- [Task objective]: Output the material beneath exactly, leaving nothing out.

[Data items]
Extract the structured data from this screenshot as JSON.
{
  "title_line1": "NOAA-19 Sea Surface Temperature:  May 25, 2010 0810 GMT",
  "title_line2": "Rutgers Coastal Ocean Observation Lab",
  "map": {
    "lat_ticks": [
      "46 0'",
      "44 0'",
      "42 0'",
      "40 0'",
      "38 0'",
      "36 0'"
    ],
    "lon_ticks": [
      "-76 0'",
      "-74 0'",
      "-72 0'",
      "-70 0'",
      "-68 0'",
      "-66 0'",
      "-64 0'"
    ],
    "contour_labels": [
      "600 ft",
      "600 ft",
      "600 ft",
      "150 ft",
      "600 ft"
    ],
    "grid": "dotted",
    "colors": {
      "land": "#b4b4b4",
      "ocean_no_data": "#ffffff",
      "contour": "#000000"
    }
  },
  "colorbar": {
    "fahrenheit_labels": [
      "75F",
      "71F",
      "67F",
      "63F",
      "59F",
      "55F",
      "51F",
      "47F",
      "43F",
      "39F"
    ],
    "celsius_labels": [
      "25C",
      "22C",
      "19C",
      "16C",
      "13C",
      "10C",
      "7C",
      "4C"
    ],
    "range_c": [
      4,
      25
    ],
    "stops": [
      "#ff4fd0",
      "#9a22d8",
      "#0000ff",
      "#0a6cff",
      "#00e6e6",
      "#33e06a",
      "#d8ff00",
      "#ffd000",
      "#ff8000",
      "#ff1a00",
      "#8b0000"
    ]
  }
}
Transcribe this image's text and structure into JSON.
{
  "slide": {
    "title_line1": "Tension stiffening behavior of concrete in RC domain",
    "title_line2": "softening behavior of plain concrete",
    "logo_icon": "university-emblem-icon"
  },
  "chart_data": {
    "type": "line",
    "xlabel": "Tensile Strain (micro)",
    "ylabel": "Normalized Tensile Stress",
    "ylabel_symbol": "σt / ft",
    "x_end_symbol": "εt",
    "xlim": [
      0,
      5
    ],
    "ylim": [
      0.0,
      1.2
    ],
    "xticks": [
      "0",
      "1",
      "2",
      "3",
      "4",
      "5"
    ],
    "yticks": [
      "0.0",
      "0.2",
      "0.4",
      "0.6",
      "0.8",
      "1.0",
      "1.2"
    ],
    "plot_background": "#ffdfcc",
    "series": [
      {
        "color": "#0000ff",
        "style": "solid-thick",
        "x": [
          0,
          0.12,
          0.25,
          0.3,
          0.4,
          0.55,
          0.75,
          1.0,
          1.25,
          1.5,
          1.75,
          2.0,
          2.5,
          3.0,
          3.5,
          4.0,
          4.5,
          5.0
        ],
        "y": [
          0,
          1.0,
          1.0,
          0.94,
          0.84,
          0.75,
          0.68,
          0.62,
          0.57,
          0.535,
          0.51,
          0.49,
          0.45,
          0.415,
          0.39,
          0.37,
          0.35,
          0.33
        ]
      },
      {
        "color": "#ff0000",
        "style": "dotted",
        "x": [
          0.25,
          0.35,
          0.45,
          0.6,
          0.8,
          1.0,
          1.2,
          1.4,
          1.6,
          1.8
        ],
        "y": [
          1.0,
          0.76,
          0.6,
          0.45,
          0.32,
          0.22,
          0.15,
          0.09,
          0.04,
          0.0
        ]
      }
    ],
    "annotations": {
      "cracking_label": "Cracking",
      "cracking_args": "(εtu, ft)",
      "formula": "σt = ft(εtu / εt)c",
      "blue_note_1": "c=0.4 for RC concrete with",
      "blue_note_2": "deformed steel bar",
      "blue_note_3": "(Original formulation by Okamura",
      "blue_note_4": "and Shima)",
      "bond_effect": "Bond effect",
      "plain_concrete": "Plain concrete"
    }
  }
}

- [Solution for this task]:
Extract the structured data from this screenshot as JSON.
{
  "title_line1": "NOAA-19 Sea Surface Temperature:  May 25, 2010 0810 GMT",
  "title_line2": "Rutgers Coastal Ocean Observation Lab",
  "map": {
    "lat_ticks": [
      "46 0'",
      "44 0'",
      "42 0'",
      "40 0'",
      "38 0'",
      "36 0'"
    ],
    "lon_ticks": [
      "-76 0'",
      "-74 0'",
      "-72 0'",
      "-70 0'",
      "-68 0'",
      "-66 0'",
      "-64 0'"
    ],
    "contour_labels": [
      "600 ft",
      "600 ft",
      "600 ft",
      "150 ft",
      "600 ft"
    ],
    "grid": "dotted",
    "colors": {
      "land": "#b4b4b4",
      "ocean_no_data": "#ffffff",
      "contour": "#000000"
    }
  },
  "colorbar": {
    "fahrenheit_labels": [
      "75F",
      "71F",
      "67F",
      "63F",
      "59F",
      "55F",
      "51F",
      "47F",
      "43F",
      "39F"
    ],
    "celsius_labels": [
      "25C",
      "22C",
      "19C",
      "16C",
      "13C",
      "10C",
      "7C",
      "4C"
    ],
    "range_c": [
      4,
      25
    ],
    "stops": [
      "#ff4fd0",
      "#9a22d8",
      "#0000ff",
      "#0a6cff",
      "#00e6e6",
      "#33e06a",
      "#d8ff00",
      "#ffd000",
      "#ff8000",
      "#ff1a00",
      "#8b0000"
    ]
  }
}
Transcribe this image's text and structure into JSON.
{
  "slide": {
    "title_line1": "Tension stiffening behavior of concrete in RC domain",
    "title_line2": "softening behavior of plain concrete",
    "logo_icon": "university-emblem-icon"
  },
  "chart_data": {
    "type": "line",
    "xlabel": "Tensile Strain (micro)",
    "ylabel": "Normalized Tensile Stress",
    "ylabel_symbol": "σt / ft",
    "x_end_symbol": "εt",
    "xlim": [
      0,
      5
    ],
    "ylim": [
      0.0,
      1.2
    ],
    "xticks": [
      "0",
      "1",
      "2",
      "3",
      "4",
      "5"
    ],
    "yticks": [
      "0.0",
      "0.2",
      "0.4",
      "0.6",
      "0.8",
      "1.0",
      "1.2"
    ],
    "plot_background": "#ffdfcc",
    "series": [
      {
        "color": "#0000ff",
        "style": "solid-thick",
        "x": [
          0,
          0.12,
          0.25,
          0.3,
          0.4,
          0.55,
          0.75,
          1.0,
          1.25,
          1.5,
          1.75,
          2.0,
          2.5,
          3.0,
          3.5,
          4.0,
          4.5,
          5.0
        ],
        "y": [
          0,
          1.0,
          1.0,
          0.94,
          0.84,
          0.75,
          0.68,
          0.62,
          0.57,
          0.535,
          0.51,
          0.49,
          0.45,
          0.415,
          0.39,
          0.37,
          0.35,
          0.33
        ]
      },
      {
        "color": "#ff0000",
        "style": "dotted",
        "x": [
          0.25,
          0.35,
          0.45,
          0.6,
          0.8,
          1.0,
          1.2,
          1.4,
          1.6,
          1.8
        ],
        "y": [
          1.0,
          0.76,
          0.6,
          0.45,
          0.32,
          0.22,
          0.15,
          0.09,
          0.04,
          0.0
        ]
      }
    ],
    "annotations": {
      "cracking_label": "Cracking",
      "cracking_args": "(εtu, ft)",
      "formula": "σt = ft(εtu / εt)c",
      "blue_note_1": "c=0.4 for RC concrete with",
      "blue_note_2": "deformed steel bar",
      "blue_note_3": "(Original formulation by Okamura",
      "blue_note_4": "and Shima)",
      "bond_effect": "Bond effect",
      "plain_concrete": "Plain concrete"
    }
  }
}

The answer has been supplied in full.